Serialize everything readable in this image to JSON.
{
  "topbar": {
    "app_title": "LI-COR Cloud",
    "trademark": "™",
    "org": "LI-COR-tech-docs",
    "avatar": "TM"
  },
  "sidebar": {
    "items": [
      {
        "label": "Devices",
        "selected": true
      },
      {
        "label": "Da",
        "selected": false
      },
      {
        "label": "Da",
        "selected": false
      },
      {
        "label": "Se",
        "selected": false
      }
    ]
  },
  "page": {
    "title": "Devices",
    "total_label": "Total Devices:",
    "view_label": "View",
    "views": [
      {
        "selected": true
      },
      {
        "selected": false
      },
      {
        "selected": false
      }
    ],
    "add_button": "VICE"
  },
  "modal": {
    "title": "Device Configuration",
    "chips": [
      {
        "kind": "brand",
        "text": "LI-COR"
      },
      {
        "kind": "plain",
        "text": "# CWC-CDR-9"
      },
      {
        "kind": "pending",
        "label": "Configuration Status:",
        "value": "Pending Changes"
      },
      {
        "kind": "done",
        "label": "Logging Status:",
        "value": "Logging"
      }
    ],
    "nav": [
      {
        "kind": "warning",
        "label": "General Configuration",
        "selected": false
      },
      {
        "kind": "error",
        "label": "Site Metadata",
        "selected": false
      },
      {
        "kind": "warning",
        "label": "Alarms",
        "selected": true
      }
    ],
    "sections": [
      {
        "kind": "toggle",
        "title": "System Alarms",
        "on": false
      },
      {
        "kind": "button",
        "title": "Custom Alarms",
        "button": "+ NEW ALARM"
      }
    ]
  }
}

----

**WORK TO COMPLETE:** Every entry must be retyped in full, exactly as given.

**CORRECT OUTPUT:**
Serialize everything readable in this image to JSON.
{
  "topbar": {
    "app_title": "LI-COR Cloud",
    "trademark": "™",
    "org": "LI-COR-tech-docs",
    "avatar": "TM"
  },
  "sidebar": {
    "items": [
      {
        "label": "Devices",
        "selected": true
      },
      {
        "label": "Da",
        "selected": false
      },
      {
        "label": "Da",
        "selected": false
      },
      {
        "label": "Se",
        "selected": false
      }
    ]
  },
  "page": {
    "title": "Devices",
    "total_label": "Total Devices:",
    "view_label": "View",
    "views": [
      {
        "selected": true
      },
      {
        "selected": false
      },
      {
        "selected": false
      }
    ],
    "add_button": "VICE"
  },
  "modal": {
    "title": "Device Configuration",
    "chips": [
      {
        "kind": "brand",
        "text": "LI-COR"
      },
      {
        "kind": "plain",
        "text": "# CWC-CDR-9"
      },
      {
        "kind": "pending",
        "label": "Configuration Status:",
        "value": "Pending Changes"
      },
      {
        "kind": "done",
        "label": "Logging Status:",
        "value": "Logging"
      }
    ],
    "nav": [
      {
        "kind": "warning",
        "label": "General Configuration",
        "selected": false
      },
      {
        "kind": "error",
        "label": "Site Metadata",
        "selected": false
      },
      {
        "kind": "warning",
        "label": "Alarms",
        "selected": true
      }
    ],
    "sections": [
      {
        "kind": "toggle",
        "title": "System Alarms",
        "on": false
      },
      {
        "kind": "button",
        "title": "Custom Alarms",
        "button": "+ NEW ALARM"
      }
    ]
  }
}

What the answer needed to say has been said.